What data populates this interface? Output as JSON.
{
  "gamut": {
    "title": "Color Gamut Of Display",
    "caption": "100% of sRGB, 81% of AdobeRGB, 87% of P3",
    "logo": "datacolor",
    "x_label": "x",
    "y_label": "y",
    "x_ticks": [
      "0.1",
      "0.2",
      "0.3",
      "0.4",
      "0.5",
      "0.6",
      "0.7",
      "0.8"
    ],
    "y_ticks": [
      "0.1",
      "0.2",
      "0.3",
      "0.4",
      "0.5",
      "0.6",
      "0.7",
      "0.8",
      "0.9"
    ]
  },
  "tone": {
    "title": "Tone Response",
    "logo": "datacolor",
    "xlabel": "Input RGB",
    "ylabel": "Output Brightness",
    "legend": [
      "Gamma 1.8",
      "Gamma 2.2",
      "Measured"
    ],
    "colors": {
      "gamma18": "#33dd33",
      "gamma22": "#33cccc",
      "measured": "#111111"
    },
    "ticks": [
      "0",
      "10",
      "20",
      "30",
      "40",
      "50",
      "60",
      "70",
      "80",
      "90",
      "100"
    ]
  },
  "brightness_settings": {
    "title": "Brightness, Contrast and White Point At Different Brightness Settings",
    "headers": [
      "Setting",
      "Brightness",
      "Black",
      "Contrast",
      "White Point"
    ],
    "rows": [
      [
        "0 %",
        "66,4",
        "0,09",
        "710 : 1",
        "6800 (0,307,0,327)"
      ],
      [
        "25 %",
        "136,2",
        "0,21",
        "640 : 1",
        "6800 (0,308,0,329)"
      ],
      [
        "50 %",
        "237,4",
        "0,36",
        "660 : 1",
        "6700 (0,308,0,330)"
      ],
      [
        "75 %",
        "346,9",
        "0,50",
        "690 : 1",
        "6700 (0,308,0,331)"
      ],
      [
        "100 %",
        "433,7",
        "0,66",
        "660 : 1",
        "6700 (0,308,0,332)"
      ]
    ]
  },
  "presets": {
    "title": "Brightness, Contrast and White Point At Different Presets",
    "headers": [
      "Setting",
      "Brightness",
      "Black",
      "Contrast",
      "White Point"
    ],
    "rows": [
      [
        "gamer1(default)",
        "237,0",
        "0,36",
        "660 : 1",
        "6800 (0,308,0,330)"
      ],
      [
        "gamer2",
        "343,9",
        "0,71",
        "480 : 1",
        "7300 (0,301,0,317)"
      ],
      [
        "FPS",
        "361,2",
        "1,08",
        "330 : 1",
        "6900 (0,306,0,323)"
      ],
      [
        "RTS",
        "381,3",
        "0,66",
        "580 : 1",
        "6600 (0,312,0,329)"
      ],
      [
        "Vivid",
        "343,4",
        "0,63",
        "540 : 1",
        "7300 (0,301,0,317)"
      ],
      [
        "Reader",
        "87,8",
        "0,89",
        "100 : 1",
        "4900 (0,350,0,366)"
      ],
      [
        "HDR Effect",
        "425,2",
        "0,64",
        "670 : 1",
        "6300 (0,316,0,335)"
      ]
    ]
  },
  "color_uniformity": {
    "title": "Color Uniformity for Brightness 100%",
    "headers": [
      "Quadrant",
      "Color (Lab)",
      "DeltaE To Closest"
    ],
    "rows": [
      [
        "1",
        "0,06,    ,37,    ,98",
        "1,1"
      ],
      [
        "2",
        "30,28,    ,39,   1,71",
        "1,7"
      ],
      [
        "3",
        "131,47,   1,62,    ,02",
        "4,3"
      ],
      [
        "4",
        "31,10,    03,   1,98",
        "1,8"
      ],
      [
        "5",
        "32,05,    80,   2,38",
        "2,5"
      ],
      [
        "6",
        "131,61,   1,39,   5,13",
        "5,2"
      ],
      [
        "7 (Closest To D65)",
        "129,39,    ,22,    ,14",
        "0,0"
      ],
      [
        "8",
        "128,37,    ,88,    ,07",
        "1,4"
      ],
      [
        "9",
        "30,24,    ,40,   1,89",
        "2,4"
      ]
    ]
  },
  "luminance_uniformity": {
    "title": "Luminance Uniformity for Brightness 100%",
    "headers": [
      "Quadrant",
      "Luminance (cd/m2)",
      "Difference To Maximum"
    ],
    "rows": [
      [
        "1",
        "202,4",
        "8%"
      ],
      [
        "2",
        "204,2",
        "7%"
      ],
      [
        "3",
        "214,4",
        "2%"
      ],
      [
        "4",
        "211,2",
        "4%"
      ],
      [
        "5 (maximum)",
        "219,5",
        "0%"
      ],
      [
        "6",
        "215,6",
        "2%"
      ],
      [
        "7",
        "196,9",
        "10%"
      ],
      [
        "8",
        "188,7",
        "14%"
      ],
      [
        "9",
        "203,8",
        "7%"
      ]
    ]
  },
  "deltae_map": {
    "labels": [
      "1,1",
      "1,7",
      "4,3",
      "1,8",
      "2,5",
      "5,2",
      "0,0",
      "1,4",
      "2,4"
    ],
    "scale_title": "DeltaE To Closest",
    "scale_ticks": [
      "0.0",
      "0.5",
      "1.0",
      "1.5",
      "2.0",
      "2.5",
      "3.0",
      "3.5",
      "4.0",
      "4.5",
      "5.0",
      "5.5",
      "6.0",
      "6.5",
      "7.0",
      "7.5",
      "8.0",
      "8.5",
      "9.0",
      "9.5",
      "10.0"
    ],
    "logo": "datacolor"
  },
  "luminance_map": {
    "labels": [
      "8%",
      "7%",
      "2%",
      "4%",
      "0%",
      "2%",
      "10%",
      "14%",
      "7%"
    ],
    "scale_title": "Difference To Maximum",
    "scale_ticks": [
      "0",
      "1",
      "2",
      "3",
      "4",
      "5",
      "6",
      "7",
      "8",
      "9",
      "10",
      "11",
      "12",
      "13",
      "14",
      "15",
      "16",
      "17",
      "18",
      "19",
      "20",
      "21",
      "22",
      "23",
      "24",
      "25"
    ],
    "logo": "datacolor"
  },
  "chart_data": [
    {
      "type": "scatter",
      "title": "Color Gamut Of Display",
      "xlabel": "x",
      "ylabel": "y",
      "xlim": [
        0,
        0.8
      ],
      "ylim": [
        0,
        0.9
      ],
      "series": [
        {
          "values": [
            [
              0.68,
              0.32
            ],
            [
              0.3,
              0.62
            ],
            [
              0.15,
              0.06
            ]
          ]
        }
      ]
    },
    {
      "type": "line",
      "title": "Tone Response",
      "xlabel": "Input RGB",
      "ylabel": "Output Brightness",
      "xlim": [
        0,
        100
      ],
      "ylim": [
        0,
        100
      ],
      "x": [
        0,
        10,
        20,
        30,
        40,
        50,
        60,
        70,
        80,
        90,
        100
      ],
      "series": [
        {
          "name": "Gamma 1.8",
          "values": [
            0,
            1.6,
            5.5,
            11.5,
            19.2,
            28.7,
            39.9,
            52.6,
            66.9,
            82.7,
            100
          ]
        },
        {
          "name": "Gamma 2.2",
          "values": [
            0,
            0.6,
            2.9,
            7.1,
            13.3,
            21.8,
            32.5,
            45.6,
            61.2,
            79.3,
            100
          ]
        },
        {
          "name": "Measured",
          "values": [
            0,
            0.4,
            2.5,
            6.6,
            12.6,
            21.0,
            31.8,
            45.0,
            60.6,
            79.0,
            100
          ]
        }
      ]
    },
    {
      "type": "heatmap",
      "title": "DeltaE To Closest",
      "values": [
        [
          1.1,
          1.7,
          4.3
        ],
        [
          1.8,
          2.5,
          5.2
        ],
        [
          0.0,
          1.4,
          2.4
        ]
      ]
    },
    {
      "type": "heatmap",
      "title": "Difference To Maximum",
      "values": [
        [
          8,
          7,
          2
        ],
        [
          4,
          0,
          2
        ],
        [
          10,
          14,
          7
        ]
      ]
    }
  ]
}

* [Problem]:
Restate all of the entries exactly, please.

* [Task answer]:
What data populates this interface? Output as JSON.
{
  "gamut": {
    "title": "Color Gamut Of Display",
    "caption": "100% of sRGB, 81% of AdobeRGB, 87% of P3",
    "logo": "datacolor",
    "x_label": "x",
    "y_label": "y",
    "x_ticks": [
      "0.1",
      "0.2",
      "0.3",
      "0.4",
      "0.5",
      "0.6",
      "0.7",
      "0.8"
    ],
    "y_ticks": [
      "0.1",
      "0.2",
      "0.3",
      "0.4",
      "0.5",
      "0.6",
      "0.7",
      "0.8",
      "0.9"
    ]
  },
  "tone": {
    "title": "Tone Response",
    "logo": "datacolor",
    "xlabel": "Input RGB",
    "ylabel": "Output Brightness",
    "legend": [
      "Gamma 1.8",
      "Gamma 2.2",
      "Measured"
    ],
    "colors": {
      "gamma18": "#33dd33",
      "gamma22": "#33cccc",
      "measured": "#111111"
    },
    "ticks": [
      "0",
      "10",
      "20",
      "30",
      "40",
      "50",
      "60",
      "70",
      "80",
      "90",
      "100"
    ]
  },
  "brightness_settings": {
    "title": "Brightness, Contrast and White Point At Different Brightness Settings",
    "headers": [
      "Setting",
      "Brightness",
      "Black",
      "Contrast",
      "White Point"
    ],
    "rows": [
      [
        "0 %",
        "66,4",
        "0,09",
        "710 : 1",
        "6800 (0,307,0,327)"
      ],
      [
        "25 %",
        "136,2",
        "0,21",
        "640 : 1",
        "6800 (0,308,0,329)"
      ],
      [
        "50 %",
        "237,4",
        "0,36",
        "660 : 1",
        "6700 (0,308,0,330)"
      ],
      [
        "75 %",
        "346,9",
        "0,50",
        "690 : 1",
        "6700 (0,308,0,331)"
      ],
      [
        "100 %",
        "433,7",
        "0,66",
        "660 : 1",
        "6700 (0,308,0,332)"
      ]
    ]
  },
  "presets": {
    "title": "Brightness, Contrast and White Point At Different Presets",
    "headers": [
      "Setting",
      "Brightness",
      "Black",
      "Contrast",
      "White Point"
    ],
    "rows": [
      [
        "gamer1(default)",
        "237,0",
        "0,36",
        "660 : 1",
        "6800 (0,308,0,330)"
      ],
      [
        "gamer2",
        "343,9",
        "0,71",
        "480 : 1",
        "7300 (0,301,0,317)"
      ],
      [
        "FPS",
        "361,2",
        "1,08",
        "330 : 1",
        "6900 (0,306,0,323)"
      ],
      [
        "RTS",
        "381,3",
        "0,66",
        "580 : 1",
        "6600 (0,312,0,329)"
      ],
      [
        "Vivid",
        "343,4",
        "0,63",
        "540 : 1",
        "7300 (0,301,0,317)"
      ],
      [
        "Reader",
        "87,8",
        "0,89",
        "100 : 1",
        "4900 (0,350,0,366)"
      ],
      [
        "HDR Effect",
        "425,2",
        "0,64",
        "670 : 1",
        "6300 (0,316,0,335)"
      ]
    ]
  },
  "color_uniformity": {
    "title": "Color Uniformity for Brightness 100%",
    "headers": [
      "Quadrant",
      "Color (Lab)",
      "DeltaE To Closest"
    ],
    "rows": [
      [
        "1",
        "0,06,    ,37,    ,98",
        "1,1"
      ],
      [
        "2",
        "30,28,    ,39,   1,71",
        "1,7"
      ],
      [
        "3",
        "131,47,   1,62,    ,02",
        "4,3"
      ],
      [
        "4",
        "31,10,    03,   1,98",
        "1,8"
      ],
      [
        "5",
        "32,05,    80,   2,38",
        "2,5"
      ],
      [
        "6",
        "131,61,   1,39,   5,13",
        "5,2"
      ],
      [
        "7 (Closest To D65)",
        "129,39,    ,22,    ,14",
        "0,0"
      ],
      [
        "8",
        "128,37,    ,88,    ,07",
        "1,4"
      ],
      [
        "9",
        "30,24,    ,40,   1,89",
        "2,4"
      ]
    ]
  },
  "luminance_uniformity": {
    "title": "Luminance Uniformity for Brightness 100%",
    "headers": [
      "Quadrant",
      "Luminance (cd/m2)",
      "Difference To Maximum"
    ],
    "rows": [
      [
        "1",
        "202,4",
        "8%"
      ],
      [
        "2",
        "204,2",
        "7%"
      ],
      [
        "3",
        "214,4",
        "2%"
      ],
      [
        "4",
        "211,2",
        "4%"
      ],
      [
        "5 (maximum)",
        "219,5",
        "0%"
      ],
      [
        "6",
        "215,6",
        "2%"
      ],
      [
        "7",
        "196,9",
        "10%"
      ],
      [
        "8",
        "188,7",
        "14%"
      ],
      [
        "9",
        "203,8",
        "7%"
      ]
    ]
  },
  "deltae_map": {
    "labels": [
      "1,1",
      "1,7",
      "4,3",
      "1,8",
      "2,5",
      "5,2",
      "0,0",
      "1,4",
      "2,4"
    ],
    "scale_title": "DeltaE To Closest",
    "scale_ticks": [
      "0.0",
      "0.5",
      "1.0",
      "1.5",
      "2.0",
      "2.5",
      "3.0",
      "3.5",
      "4.0",
      "4.5",
      "5.0",
      "5.5",
      "6.0",
      "6.5",
      "7.0",
      "7.5",
      "8.0",
      "8.5",
      "9.0",
      "9.5",
      "10.0"
    ],
    "logo": "datacolor"
  },
  "luminance_map": {
    "labels": [
      "8%",
      "7%",
      "2%",
      "4%",
      "0%",
      "2%",
      "10%",
      "14%",
      "7%"
    ],
    "scale_title": "Difference To Maximum",
    "scale_ticks": [
      "0",
      "1",
      "2",
      "3",
      "4",
      "5",
      "6",
      "7",
      "8",
      "9",
      "10",
      "11",
      "12",
      "13",
      "14",
      "15",
      "16",
      "17",
      "18",
      "19",
      "20",
      "21",
      "22",
      "23",
      "24",
      "25"
    ],
    "logo": "datacolor"
  },
  "chart_data": [
    {
      "type": "scatter",
      "title": "Color Gamut Of Display",
      "xlabel": "x",
      "ylabel": "y",
      "xlim": [
        0,
        0.8
      ],
      "ylim": [
        0,
        0.9
      ],
      "series": [
        {
          "values": [
            [
              0.68,
              0.32
            ],
            [
              0.3,
              0.62
            ],
            [
              0.15,
              0.06
            ]
          ]
        }
      ]
    },
    {
      "type": "line",
      "title": "Tone Response",
      "xlabel": "Input RGB",
      "ylabel": "Output Brightness",
      "xlim": [
        0,
        100
      ],
      "ylim": [
        0,
        100
      ],
      "x": [
        0,
        10,
        20,
        30,
        40,
        50,
        60,
        70,
        80,
        90,
        100
      ],
      "series": [
        {
          "name": "Gamma 1.8",
          "values": [
            0,
            1.6,
            5.5,
            11.5,
            19.2,
            28.7,
            39.9,
            52.6,
            66.9,
            82.7,
            100
          ]
        },
        {
          "name": "Gamma 2.2",
          "values": [
            0,
            0.6,
            2.9,
            7.1,
            13.3,
            21.8,
            32.5,
            45.6,
            61.2,
            79.3,
            100
          ]
        },
        {
          "name": "Measured",
          "values": [
            0,
            0.4,
            2.5,
            6.6,
            12.6,
            21.0,
            31.8,
            45.0,
            60.6,
            79.0,
            100
          ]
        }
      ]
    },
    {
      "type": "heatmap",
      "title": "DeltaE To Closest",
      "values": [
        [
          1.1,
          1.7,
          4.3
        ],
        [
          1.8,
          2.5,
          5.2
        ],
        [
          0.0,
          1.4,
          2.4
        ]
      ]
    },
    {
      "type": "heatmap",
      "title": "Difference To Maximum",
      "values": [
        [
          8,
          7,
          2
        ],
        [
          4,
          0,
          2
        ],
        [
          10,
          14,
          7
        ]
      ]
    }
  ]
}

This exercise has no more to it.